## RECORDS TO PROCESS
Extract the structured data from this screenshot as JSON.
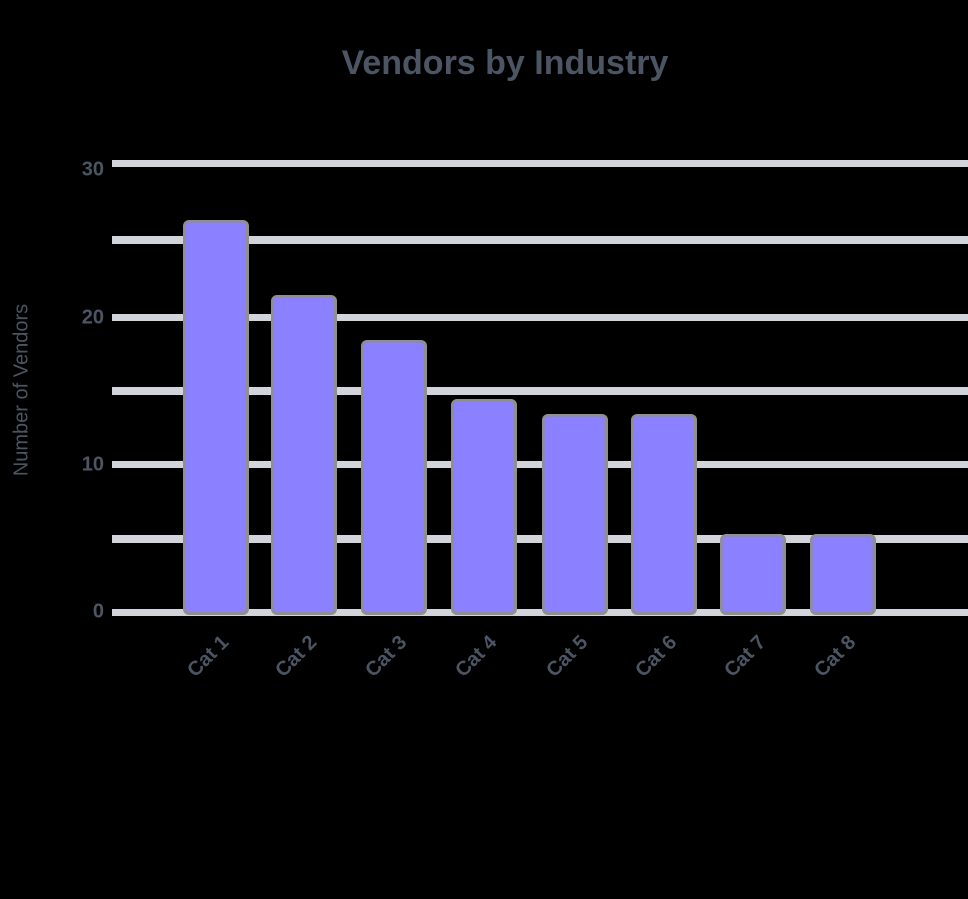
{
  "chart_data": {
    "type": "bar",
    "title": "Vendors by Industry",
    "xlabel": "",
    "ylabel": "Number of Vendors",
    "ylim": [
      0,
      30
    ],
    "yticks": [
      0,
      10,
      20,
      30
    ],
    "minor_gridlines": [
      5,
      15,
      25
    ],
    "grid": true,
    "legend": null,
    "bar_color": "#8b80ff",
    "categories": [
      "Cat 1",
      "Cat 2",
      "Cat 3",
      "Cat 4",
      "Cat 5",
      "Cat 6",
      "Cat 7",
      "Cat 8"
    ],
    "values": [
      26,
      21,
      18,
      14,
      13,
      13,
      5,
      5
    ]
  },
  "labels": {
    "title": "Vendors by Industry",
    "ylabel": "Number of Vendors",
    "yticks": [
      "0",
      "10",
      "20",
      "30"
    ]
  }
}
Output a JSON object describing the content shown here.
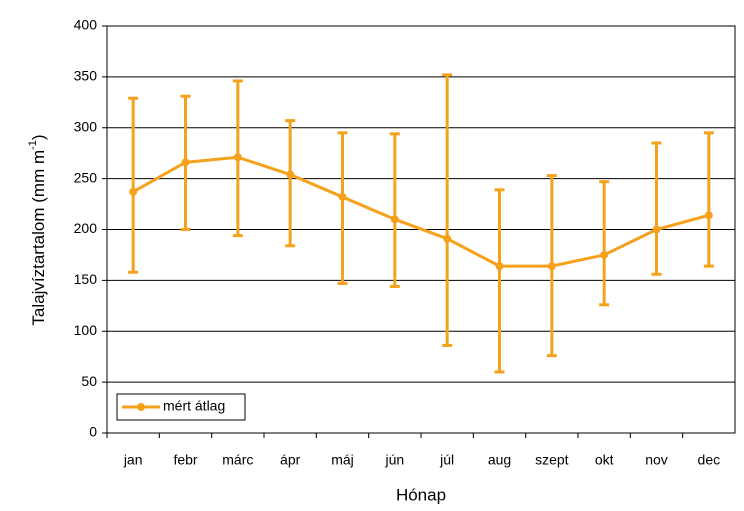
{
  "chart_data": {
    "type": "line",
    "xlabel": "Hónap",
    "ylabel": "Talajvíztartalom (mm m",
    "ylabel_sup": "-1",
    "ylabel_end": ")",
    "categories": [
      "jan",
      "febr",
      "márc",
      "ápr",
      "máj",
      "jún",
      "júl",
      "aug",
      "szept",
      "okt",
      "nov",
      "dec"
    ],
    "series": [
      {
        "name": "mért átlag",
        "color": "#f5a11c",
        "values": [
          237,
          266,
          271,
          254,
          232,
          210,
          191,
          164,
          164,
          175,
          200,
          214
        ],
        "upper": [
          329,
          331,
          346,
          307,
          295,
          294,
          352,
          239,
          253,
          247,
          285,
          295
        ],
        "lower": [
          158,
          200,
          194,
          184,
          147,
          144,
          86,
          60,
          76,
          126,
          156,
          164
        ]
      }
    ],
    "ylim": [
      0,
      400
    ],
    "yticks": [
      0,
      50,
      100,
      150,
      200,
      250,
      300,
      350,
      400
    ],
    "grid": true,
    "legend": "lower left"
  }
}
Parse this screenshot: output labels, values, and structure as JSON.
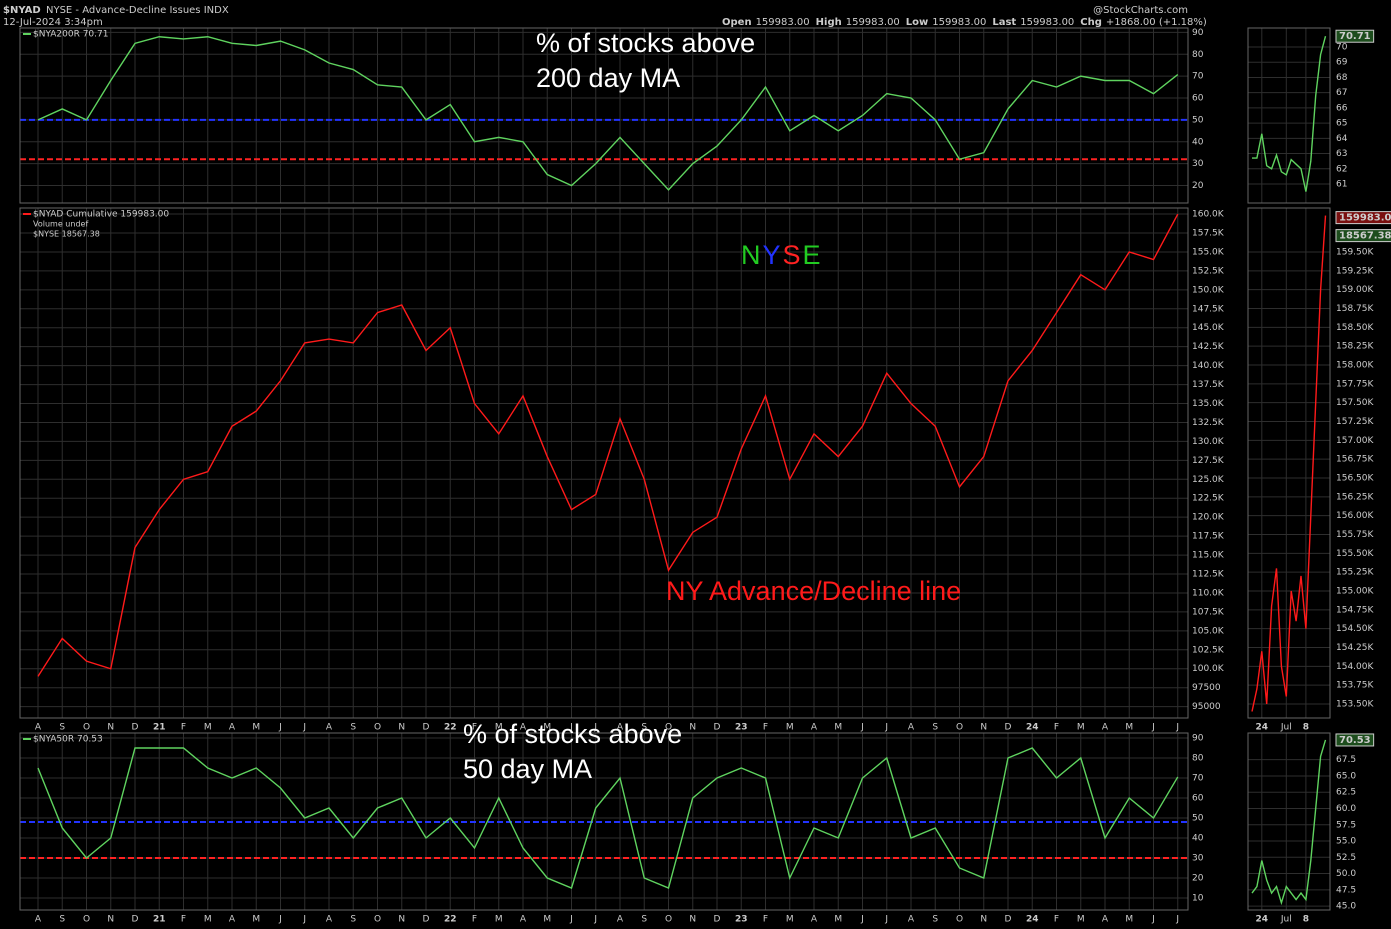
{
  "header": {
    "symbol": "$NYAD",
    "description": "NYSE - Advance-Decline Issues INDX",
    "date": "12-Jul-2024 3:34pm",
    "quote": [
      {
        "label": "Open",
        "value": "159983.00"
      },
      {
        "label": "High",
        "value": "159983.00"
      },
      {
        "label": "Low",
        "value": "159983.00"
      },
      {
        "label": "Last",
        "value": "159983.00"
      },
      {
        "label": "Chg",
        "value": "+1868.00 (+1.18%)"
      }
    ],
    "source": "@StockCharts.com"
  },
  "chart_data": [
    {
      "type": "line",
      "legend": "$NYA200R 70.71",
      "series": [
        {
          "name": "$NYA200R",
          "color": "#5fd35f",
          "values": [
            50,
            55,
            50,
            68,
            85,
            88,
            87,
            88,
            85,
            84,
            86,
            82,
            76,
            73,
            66,
            65,
            50,
            57,
            40,
            42,
            40,
            25,
            20,
            30,
            42,
            30,
            18,
            30,
            38,
            50,
            65,
            45,
            52,
            45,
            52,
            62,
            60,
            50,
            32,
            35,
            55,
            68,
            65,
            70,
            68,
            68,
            62,
            70.71
          ]
        }
      ],
      "ylim": [
        12,
        92
      ],
      "yticks": [
        20,
        30,
        40,
        50,
        60,
        70,
        80,
        90
      ],
      "ref_lines": [
        {
          "value": 50,
          "color": "#2233ff"
        },
        {
          "value": 32,
          "color": "#ff2222"
        }
      ],
      "annotation": [
        "% of stocks above",
        "200 day MA"
      ]
    },
    {
      "type": "line",
      "legend": "$NYAD Cumulative 159983.00",
      "legend_extra": [
        "Volume undef",
        "$NYSE 18567.38"
      ],
      "categories": [
        "A",
        "S",
        "O",
        "N",
        "D",
        "21",
        "F",
        "M",
        "A",
        "M",
        "J",
        "J",
        "A",
        "S",
        "O",
        "N",
        "D",
        "22",
        "F",
        "M",
        "A",
        "M",
        "J",
        "J",
        "A",
        "S",
        "O",
        "N",
        "D",
        "23",
        "F",
        "M",
        "A",
        "M",
        "J",
        "J",
        "A",
        "S",
        "O",
        "N",
        "D",
        "24",
        "F",
        "M",
        "A",
        "M",
        "J",
        "J"
      ],
      "series": [
        {
          "name": "$NYAD",
          "color": "#ff1a1a",
          "values": [
            99000,
            104000,
            101000,
            100000,
            116000,
            121000,
            125000,
            126000,
            132000,
            134000,
            138000,
            143000,
            143500,
            143000,
            147000,
            148000,
            142000,
            145000,
            135000,
            131000,
            136000,
            128000,
            121000,
            123000,
            133000,
            125000,
            113000,
            118000,
            120000,
            129000,
            136000,
            125000,
            131000,
            128000,
            132000,
            139000,
            135000,
            132000,
            124000,
            128000,
            138000,
            142000,
            147000,
            152000,
            150000,
            155000,
            154000,
            159983
          ]
        }
      ],
      "ylim": [
        93500,
        160800
      ],
      "yticks": [
        95000,
        97500,
        {
          "value": 100000,
          "label": "100.0K"
        },
        {
          "value": 102500,
          "label": "102.5K"
        },
        {
          "value": 105000,
          "label": "105.0K"
        },
        {
          "value": 107500,
          "label": "107.5K"
        },
        {
          "value": 110000,
          "label": "110.0K"
        },
        {
          "value": 112500,
          "label": "112.5K"
        },
        {
          "value": 115000,
          "label": "115.0K"
        },
        {
          "value": 117500,
          "label": "117.5K"
        },
        {
          "value": 120000,
          "label": "120.0K"
        },
        {
          "value": 122500,
          "label": "122.5K"
        },
        {
          "value": 125000,
          "label": "125.0K"
        },
        {
          "value": 127500,
          "label": "127.5K"
        },
        {
          "value": 130000,
          "label": "130.0K"
        },
        {
          "value": 132500,
          "label": "132.5K"
        },
        {
          "value": 135000,
          "label": "135.0K"
        },
        {
          "value": 137500,
          "label": "137.5K"
        },
        {
          "value": 140000,
          "label": "140.0K"
        },
        {
          "value": 142500,
          "label": "142.5K"
        },
        {
          "value": 145000,
          "label": "145.0K"
        },
        {
          "value": 147500,
          "label": "147.5K"
        },
        {
          "value": 150000,
          "label": "150.0K"
        },
        {
          "value": 152500,
          "label": "152.5K"
        },
        {
          "value": 155000,
          "label": "155.0K"
        },
        {
          "value": 157500,
          "label": "157.5K"
        },
        {
          "value": 160000,
          "label": "160.0K"
        }
      ],
      "annotation": [
        "NY Advance/Decline line"
      ],
      "nyse": [
        {
          "text": "N",
          "color": "#22cc22"
        },
        {
          "text": "Y",
          "color": "#2233ff"
        },
        {
          "text": "S",
          "color": "#ff2222"
        },
        {
          "text": "E",
          "color": "#22cc22"
        }
      ]
    },
    {
      "type": "line",
      "legend": "$NYA50R 70.53",
      "categories": [
        "A",
        "S",
        "O",
        "N",
        "D",
        "21",
        "F",
        "M",
        "A",
        "M",
        "J",
        "J",
        "A",
        "S",
        "O",
        "N",
        "D",
        "22",
        "F",
        "M",
        "A",
        "M",
        "J",
        "J",
        "A",
        "S",
        "O",
        "N",
        "D",
        "23",
        "F",
        "M",
        "A",
        "M",
        "J",
        "J",
        "A",
        "S",
        "O",
        "N",
        "D",
        "24",
        "F",
        "M",
        "A",
        "M",
        "J",
        "J"
      ],
      "series": [
        {
          "name": "$NYA50R",
          "color": "#5fd35f",
          "values": [
            75,
            45,
            30,
            40,
            85,
            85,
            85,
            75,
            70,
            75,
            65,
            50,
            55,
            40,
            55,
            60,
            40,
            50,
            35,
            60,
            35,
            20,
            15,
            55,
            70,
            20,
            15,
            60,
            70,
            75,
            70,
            20,
            45,
            40,
            70,
            80,
            40,
            45,
            25,
            20,
            80,
            85,
            70,
            80,
            40,
            60,
            50,
            70.53
          ]
        }
      ],
      "ylim": [
        4,
        92.5
      ],
      "yticks": [
        10,
        20,
        30,
        40,
        50,
        60,
        70,
        80,
        90
      ],
      "ref_lines": [
        {
          "value": 48,
          "color": "#2233ff"
        },
        {
          "value": 30,
          "color": "#ff2222"
        }
      ],
      "annotation": [
        "% of stocks above",
        "50 day MA"
      ]
    },
    {
      "type": "line",
      "series": [
        {
          "name": "$NYA200R",
          "color": "#5fd35f",
          "values": [
            62.7,
            62.7,
            64.3,
            62.2,
            62,
            62.9,
            61.8,
            61.6,
            62.6,
            62.3,
            62,
            60.5,
            62.5,
            66.8,
            69.5,
            70.71
          ]
        }
      ],
      "ylim": [
        59.75,
        71.25
      ],
      "yticks": [
        61,
        62,
        63,
        64,
        65,
        66,
        67,
        68,
        69,
        70
      ]
    },
    {
      "type": "line",
      "categories": [
        null,
        null,
        "24",
        null,
        null,
        null,
        null,
        "Jul",
        null,
        null,
        null,
        "8",
        null,
        null,
        null,
        null
      ],
      "series": [
        {
          "name": "$NYAD",
          "color": "#ff1a1a",
          "values": [
            153400,
            153700,
            154200,
            153500,
            154800,
            155300,
            154000,
            153600,
            155000,
            154600,
            155200,
            154500,
            156000,
            157500,
            159000,
            159983
          ]
        }
      ],
      "last_label": "159983.00",
      "overlay_last_label": "18567.38",
      "ylim": [
        153314,
        160084
      ],
      "yticks": [
        {
          "value": 153500,
          "label": "153.50K"
        },
        {
          "value": 153750,
          "label": "153.75K"
        },
        {
          "value": 154000,
          "label": "154.00K"
        },
        {
          "value": 154250,
          "label": "154.25K"
        },
        {
          "value": 154500,
          "label": "154.50K"
        },
        {
          "value": 154750,
          "label": "154.75K"
        },
        {
          "value": 155000,
          "label": "155.00K"
        },
        {
          "value": 155250,
          "label": "155.25K"
        },
        {
          "value": 155500,
          "label": "155.50K"
        },
        {
          "value": 155750,
          "label": "155.75K"
        },
        {
          "value": 156000,
          "label": "156.00K"
        },
        {
          "value": 156250,
          "label": "156.25K"
        },
        {
          "value": 156500,
          "label": "156.50K"
        },
        {
          "value": 156750,
          "label": "156.75K"
        },
        {
          "value": 157000,
          "label": "157.00K"
        },
        {
          "value": 157250,
          "label": "157.25K"
        },
        {
          "value": 157500,
          "label": "157.50K"
        },
        {
          "value": 157750,
          "label": "157.75K"
        },
        {
          "value": 158000,
          "label": "158.00K"
        },
        {
          "value": 158250,
          "label": "158.25K"
        },
        {
          "value": 158500,
          "label": "158.50K"
        },
        {
          "value": 158750,
          "label": "158.75K"
        },
        {
          "value": 159000,
          "label": "159.00K"
        },
        {
          "value": 159250,
          "label": "159.25K"
        },
        {
          "value": 159500,
          "label": "159.50K"
        }
      ]
    },
    {
      "type": "line",
      "categories": [
        null,
        null,
        "24",
        null,
        null,
        null,
        null,
        "Jul",
        null,
        null,
        null,
        "8",
        null,
        null,
        null,
        null
      ],
      "series": [
        {
          "name": "$NYA50R",
          "color": "#5fd35f",
          "values": [
            47,
            48,
            52,
            49,
            47,
            48,
            45.5,
            48,
            47,
            46,
            47,
            46,
            52,
            60,
            68,
            70.53
          ]
        }
      ],
      "ylim": [
        44.4,
        71.6
      ],
      "yticks": [
        {
          "value": 45,
          "label": "45.0"
        },
        47.5,
        {
          "value": 50,
          "label": "50.0"
        },
        52.5,
        {
          "value": 55,
          "label": "55.0"
        },
        57.5,
        {
          "value": 60,
          "label": "60.0"
        },
        62.5,
        {
          "value": 65,
          "label": "65.0"
        },
        67.5
      ]
    }
  ]
}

## WRITTEN INSTRUCTION
What is the number of lines in the data above that include the word "Decline"? Answer with that number only.

## WRITTEN RESPONSE
2